* _Task description_:
Find the string "участков" in the listing and report every line that has it.

* _Listing_:
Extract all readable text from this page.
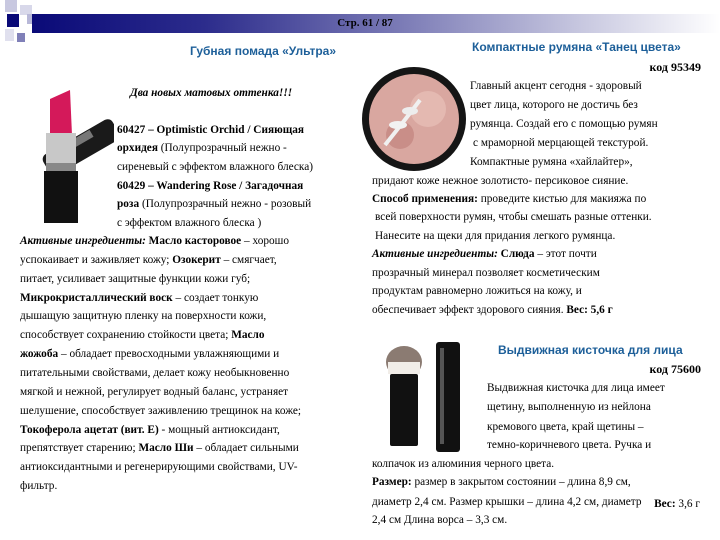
Стр. 61 / 87
Губная помада «Ультра»
Два новых матовых оттенка!!!
60427 – Optimistic Orchid / Сияющая
орхидея (Полупрозрачный нежно -
сиреневый с эффектом влажного блеска)
60429 – Wandering Rose / Загадочная
роза (Полупрозрачный нежно - розовый
с эффектом влажного блеска )
Активные ингредиенты: Масло касторовое – хорошо
успокаивает и заживляет кожу; Озокерит – смягчает,
питает, усиливает защитные функции кожи губ;
Микрокристаллический воск – создает тонкую
дышащую защитную пленку на поверхности кожи,
способствует сохранению стойкости цвета; Масло
жожоба – обладает превосходными увлажняющими и
питательными свойствами, делает кожу необыкновенно
мягкой и нежной, регулирует водный баланс, устраняет
шелушение, способствует заживлению трещинок на коже;
Токоферола ацетат (вит. Е) - мощный антиоксидант,
препятствует старению; Масло Ши – обладает сильными
антиоксидантными и регенерирующими свойствами, UV-
фильтр.
Вес: 3,6 г
Компактные румяна «Танец цвета»
код 95349
Главный акцент сегодня - здоровый
цвет лица, которого не достичь без
румянца. Создай его с помощью румян
с мраморной мерцающей текстурой.
Компактные румяна «хайлайтер»,
придают коже нежное золотисто- персиковое сияние.
Способ применения: проведите кистью для макияжа по
всей поверхности румян, чтобы смешать разные оттенки.
Нанесите на щеки для придания легкого румянца.
Активные ингредиенты: Слюда – этот почти
прозрачный минерал позволяет косметическим
продуктам равномерно ложиться на кожу, и
обеспечивает эффект здорового сияния. Вес: 5,6 г
Выдвижная кисточка для лица
код 75600
Выдвижная кисточка для лица имеет
щетину, выполненную из нейлона
кремового цвета, край щетины –
темно-коричневого цвета. Ручка и
колпачок из алюминия черного цвета.
Размер: размер в закрытом состоянии – длина 8,9 см,
диаметр 2,4 см. Размер крышки – длина 4,2 см, диаметр
2,4 см Длина ворса – 3,3 см.
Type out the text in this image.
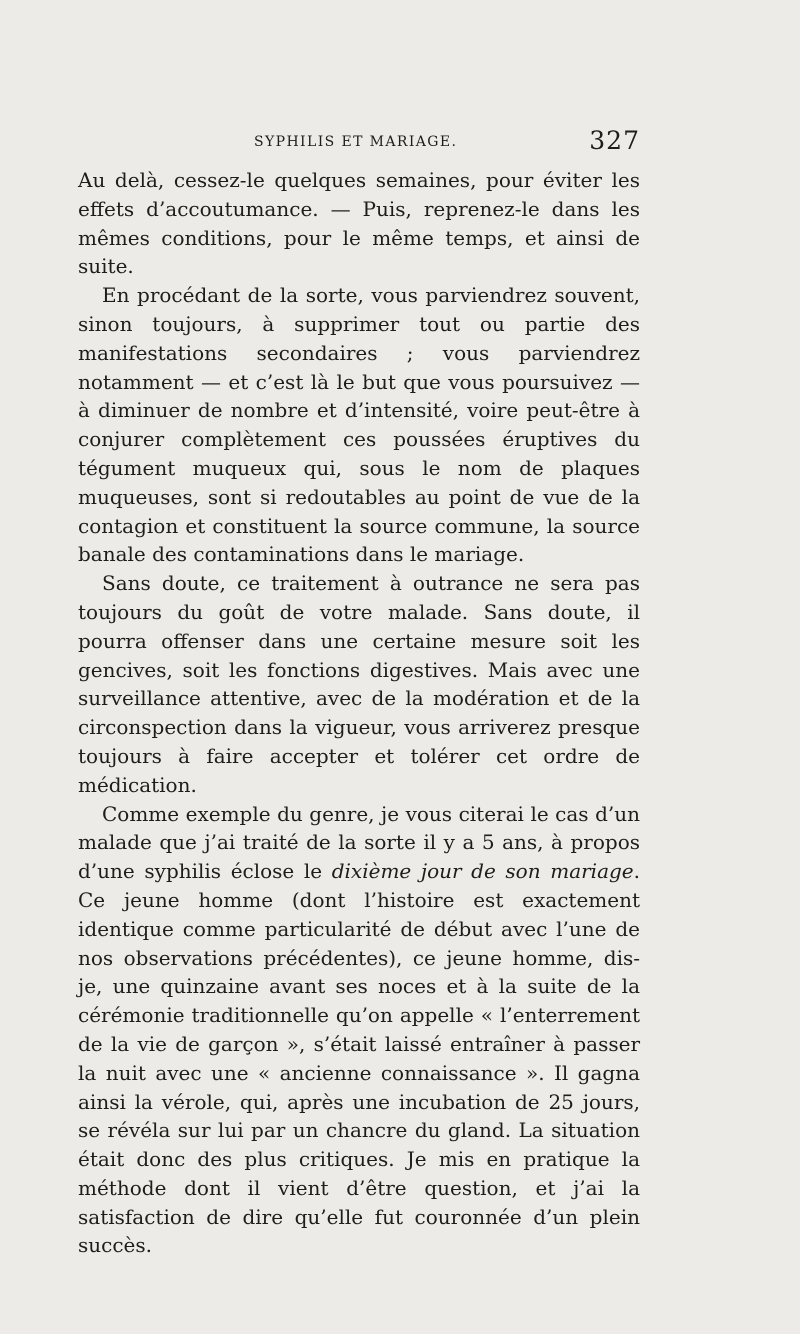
SYPHILIS ET MARIAGE.	327

Au delà, cessez-le quelques semaines, pour éviter les effets d’accoutumance. — Puis, reprenez-le dans les mêmes conditions, pour le même temps, et ainsi de suite.

En procédant de la sorte, vous parviendrez souvent, sinon toujours, à supprimer tout ou partie des manifestations secondaires ; vous parviendrez notamment — et c’est là le but que vous poursuivez — à diminuer de nombre et d’intensité, voire peut-être à conjurer complètement ces poussées éruptives du tégument muqueux qui, sous le nom de plaques muqueuses, sont si redoutables au point de vue de la contagion et constituent la source commune, la source banale des contaminations dans le mariage.

Sans doute, ce traitement à outrance ne sera pas toujours du goût de votre malade. Sans doute, il pourra offenser dans une certaine mesure soit les gencives, soit les fonctions digestives. Mais avec une surveillance attentive, avec de la modération et de la circonspection dans la vigueur, vous arriverez presque toujours à faire accepter et tolérer cet ordre de médication.

Comme exemple du genre, je vous citerai le cas d’un malade que j’ai traité de la sorte il y a 5 ans, à propos d’une syphilis éclose le dixième jour de son mariage. Ce jeune homme (dont l’histoire est exactement identique comme particularité de début avec l’une de nos observations précédentes), ce jeune homme, dis-je, une quinzaine avant ses noces et à la suite de la cérémonie traditionnelle qu’on appelle « l’enterrement de la vie de garçon », s’était laissé entraîner à passer la nuit avec une « ancienne connaissance ». Il gagna ainsi la vérole, qui, après une incubation de 25 jours, se révéla sur lui par un chancre du gland. La situation était donc des plus critiques. Je mis en pratique la méthode dont il vient d’être question, et j’ai la satisfaction de dire qu’elle fut couronnée d’un plein succès.
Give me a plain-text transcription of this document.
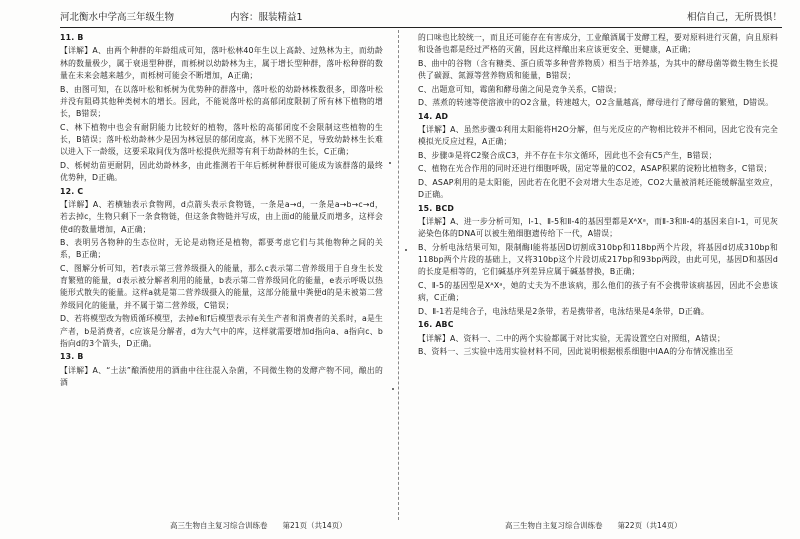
河北衡水中学高三年级生物	内容：服装精益1	相信自己，无所畏惧！

11. B

【详解】A、由两个种群的年龄组成可知，落叶松林40年生以上高龄、过熟林为主，而幼龄林的数量极少，属于衰退型种群，而栎树以幼龄林为主，属于增长型种群，落叶松种群的数量在未来会越来越少，而栎树可能会不断增加，A正确；

B、由图可知，在以落叶松和栎树为优势种的群落中，落叶松的幼龄林株数很多，即落叶松并没有阻碍其他种类树木的增长。因此，不能说落叶松的高郁闭度限制了所有林下植物的增长，B错误；

C、林下植物中也会有耐阴能力比较好的植物，落叶松的高郁闭度不会限制这些植物的生长，B错误；落叶松幼龄林少是因为林冠层的郁闭度高，林下光照不足，导致幼龄林生长难以进入下一龄级，这要采取间伐为落叶松提供光照等有利于幼龄林的生长，C正确；

D、栎树幼苗更耐阴，因此幼龄林多，由此推测若干年后栎树种群很可能成为该群落的最终优势种，D正确。

12. C

【详解】A、若横轴表示食物网，d点箭头表示食物链，一条是a→d，一条是a→b→c→d，若去掉c，生物只剩下一条食物链，但这条食物链并写成，由上面d的能量反而增多，这样会使d的数量增加，A正确；

B、表明另各物种的生态位时，无论是动物还是植物，都要考虑它们与其他物种之间的关系，B正确；

C、图解分析可知，若f表示第三营养级摄入的能量，那么c表示第二营养级用于自身生长发育繁殖的能量，d表示被分解者利用的能量，b表示第二营养级同化的能量，e表示呼吸以热能形式散失的能量。这样a就是第二营养级摄入的能量，这部分能量中粪便d的是未被第二营养级同化的能量，并不属于第二营养级，C错误；

D、若将模型改为物质循环模型，去掉e和f后模型表示有关生产者和消费者的关系时，a是生产者，b是消费者，c应该是分解者，d为大气中的库，这样就需要增加d指向a、a指向c、b指向d的3个箭头，D正确。

13. B

【详解】A、“土法”酿酒使用的酒曲中往往混入杂菌，不同微生物的发酵产物不同，酿出的酒

的口味也比较统一，而且还可能存在有害成分，工业酿酒属于发酵工程，要对原料进行灭菌，向且原料和设备也都是经过严格的灭菌，因此这样酿出来应该更安全、更健康，A正确；

B、曲中的谷物（含有糖类、蛋白质等多种营养物质）相当于培养基，为其中的酵母菌等微生物生长提供了碳源、氮源等营养物质和能量，B错误；

C、出题意可知，霉菌和酵母菌之间是竞争关系，C错误；

D、蒸煮的转速等使溶液中的O2含量，转速越大，O2含量越高，酵母进行了酵母菌的繁殖，D错误。

14. AD

【详解】A、虽然步骤①利用太阳能将H2O分解，但与光反应的产物相比较并不相同，因此它没有完全模拟光反应过程，A正确；

B、步骤③是将C2聚合成C3，并不存在卡尔文循环，因此也不会有C5产生，B错误；

C、植物在光合作用的同时还进行细胞呼吸，固定等量的CO2，ASAP积累的淀粉比植物多，C错误；

D、ASAP利用的是太阳能，因此若在化肥不会对增大生态足迹，CO2大量被消耗还能缓解温室效应，D正确。

15. BCD

【详解】A、进一步分析可知，Ⅰ-1、Ⅱ-5和Ⅱ-4的基因型都是XᴬXᵃ，而Ⅱ-3和Ⅱ-4的基因来自Ⅰ-1，可见灰泌染色体的DNA可以被生殖细胞遗传给下一代，A错误；

B、分析电泳结果可知，限制酶Ⅰ能将基因D切割成310bp和118bp两个片段，将基因d切成310bp和118bp两个片段的基础上，又将310bp这个片段切成217bp和93bp两段，由此可见，基因D和基因d的长度是相等的，它们碱基序列差异应属于碱基替换，B正确；

C、Ⅱ-5的基因型是XᴬXᵃ，她的丈夫为不患该病，那么他们的孩子有不会携带该病基因，因此不会患该病，C正确；

D、Ⅱ-1若是纯合子，电泳结果是2条带，若是携带者，电泳结果是4条带，D正确。

16. ABC

【详解】A、资料一、二中的两个实验都属于对比实验，无需设置空白对照组，A错误；

B、资料一、三实验中选用实验材料不同，因此说明根据根系细胞中IAA的分布情况推出至

高三生物自主复习综合训练卷　　第21页（共14页）	高三生物自主复习综合训练卷　　第22页（共14页）
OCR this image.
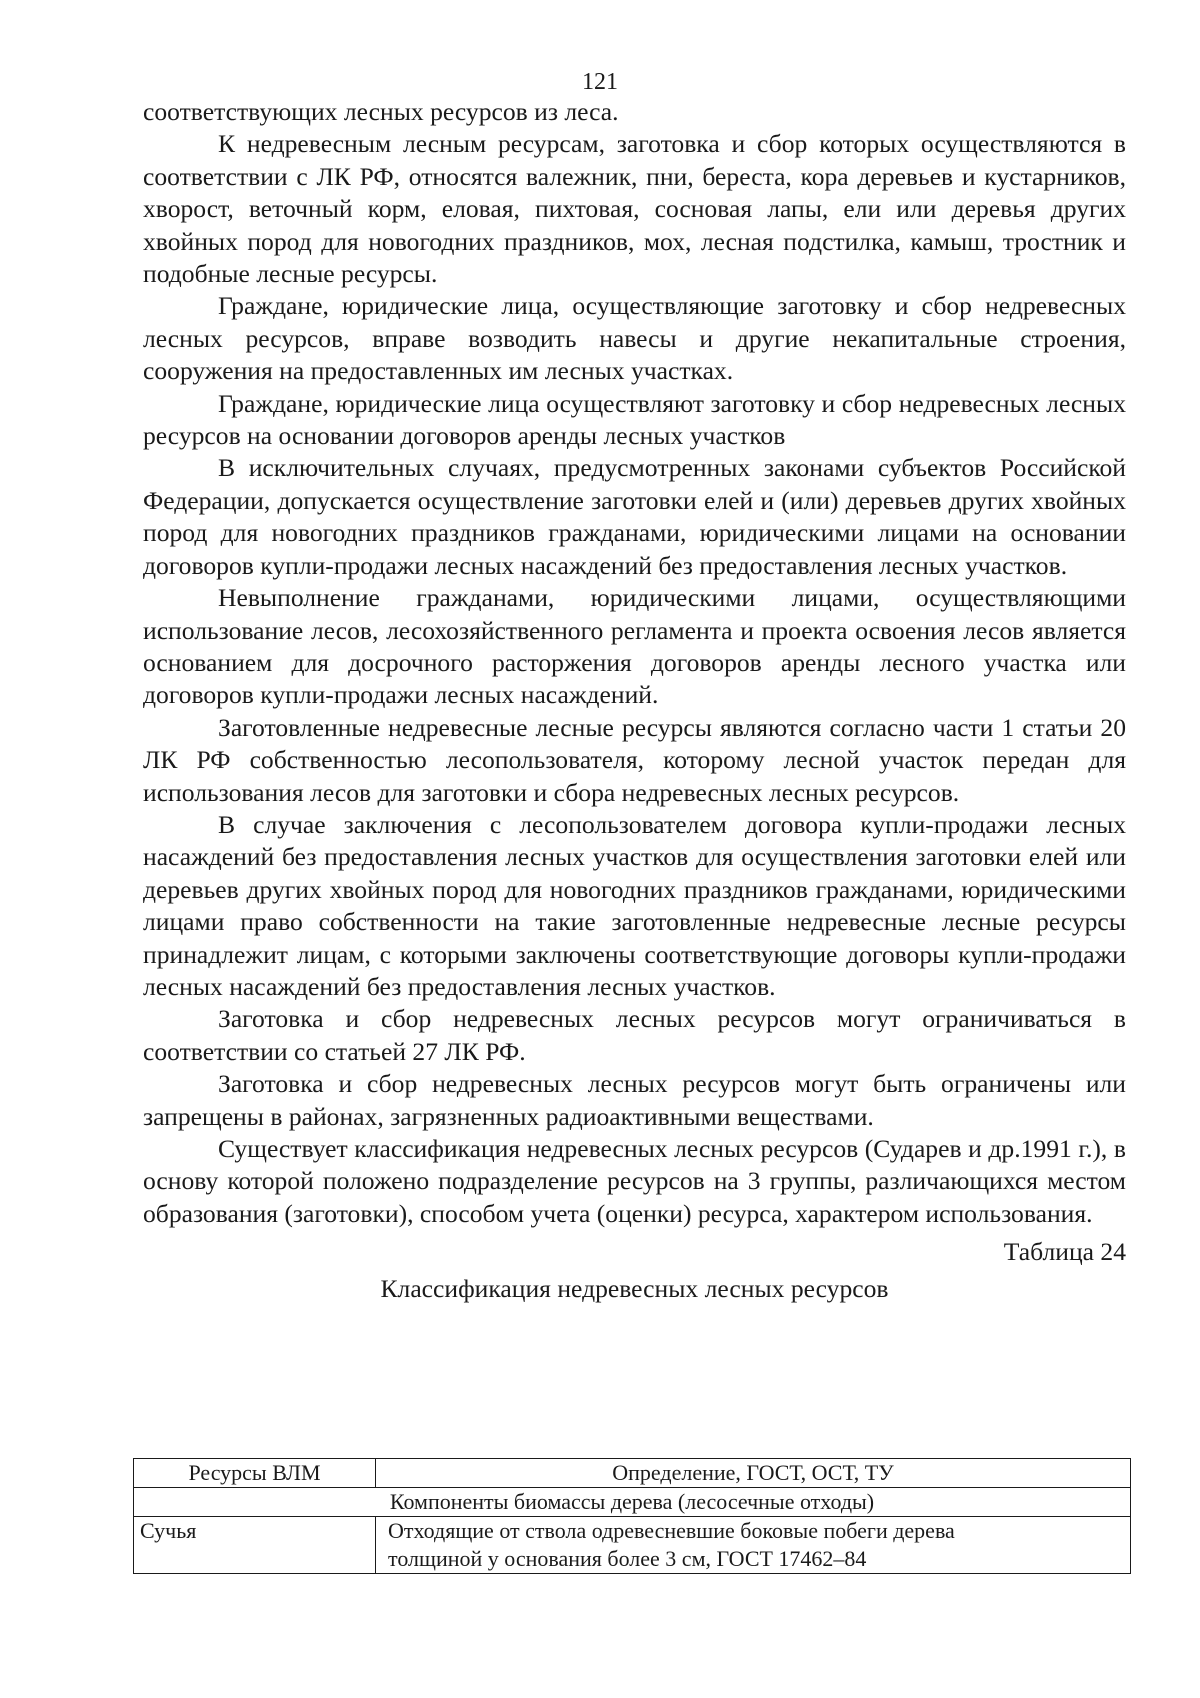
121

соответствующих лесных ресурсов из леса.

К недревесным лесным ресурсам, заготовка и сбор которых осуществляются в соответствии с ЛК РФ, относятся валежник, пни, береста, кора деревьев и кустарников, хворост, веточный корм, еловая, пихтовая, сосновая лапы, ели или деревья других хвойных пород для новогодних праздников, мох, лесная подстилка, камыш, тростник и подобные лесные ресурсы.

Граждане, юридические лица, осуществляющие заготовку и сбор недревесных лесных ресурсов, вправе возводить навесы и другие некапитальные строения, сооружения на предоставленных им лесных участках.

Граждане, юридические лица осуществляют заготовку и сбор недревесных лесных ресурсов на основании договоров аренды лесных участков

В исключительных случаях, предусмотренных законами субъектов Российской Федерации, допускается осуществление заготовки елей и (или) деревьев других хвойных пород для новогодних праздников гражданами, юридическими лицами на основании договоров купли-продажи лесных насаждений без предоставления лесных участков.

Невыполнение гражданами, юридическими лицами, осуществляющими использование лесов, лесохозяйственного регламента и проекта освоения лесов является основанием для досрочного расторжения договоров аренды лесного участка или договоров купли-продажи лесных насаждений.

Заготовленные недревесные лесные ресурсы являются согласно части 1 статьи 20 ЛК РФ собственностью лесопользователя, которому лесной участок передан для использования лесов для заготовки и сбора недревесных лесных ресурсов.

В случае заключения с лесопользователем договора купли-продажи лесных насаждений без предоставления лесных участков для осуществления заготовки елей или деревьев других хвойных пород для новогодних праздников гражданами, юридическими лицами право собственности на такие заготовленные недревесные лесные ресурсы принадлежит лицам, с которыми заключены соответствующие договоры купли-продажи лесных насаждений без предоставления лесных участков.

Заготовка и сбор недревесных лесных ресурсов могут ограничиваться в соответствии со статьей 27 ЛК РФ.

Заготовка и сбор недревесных лесных ресурсов могут быть ограничены или запрещены в районах, загрязненных радиоактивными веществами.

Существует классификация недревесных лесных ресурсов (Сударев и др.1991 г.), в основу которой положено подразделение ресурсов на 3 группы, различающихся местом образования (заготовки), способом учета (оценки) ресурса, характером использования.

Таблица 24

Классификация недревесных лесных ресурсов

Ресурсы ВЛМ	Определение, ГОСТ, ОСТ, ТУ
Компоненты биомассы дерева (лесосечные отходы)	
Сучья	Отходящие от ствола одревесневшие боковые побеги дерева
толщиной у основания более 3 см, ГОСТ 17462–84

* _Response_:
Граждане, юридические лица осуществляют заготовку и сбор недревесных лесных ресурсов на основании договоров аренды лесных участков
В исключительных случаях, предусмотренных законами субъектов Российской Федерации, допускается осуществление заготовки елей и (или) деревьев других хвойных пород для новогодних праздников гражданами, юридическими лицами на основании договоров купли-продажи лесных насаждений без предоставления лесных участков.
В случае заключения с лесопользователем договора купли-продажи лесных насаждений без предоставления лесных участков для осуществления заготовки елей или деревьев других хвойных пород для новогодних праздников гражданами, юридическими лицами право собственности на такие заготовленные недревесные лесные ресурсы принадлежит лицам, с которыми заключены соответствующие договоры купли-продажи лесных насаждений без предоставления лесных участков.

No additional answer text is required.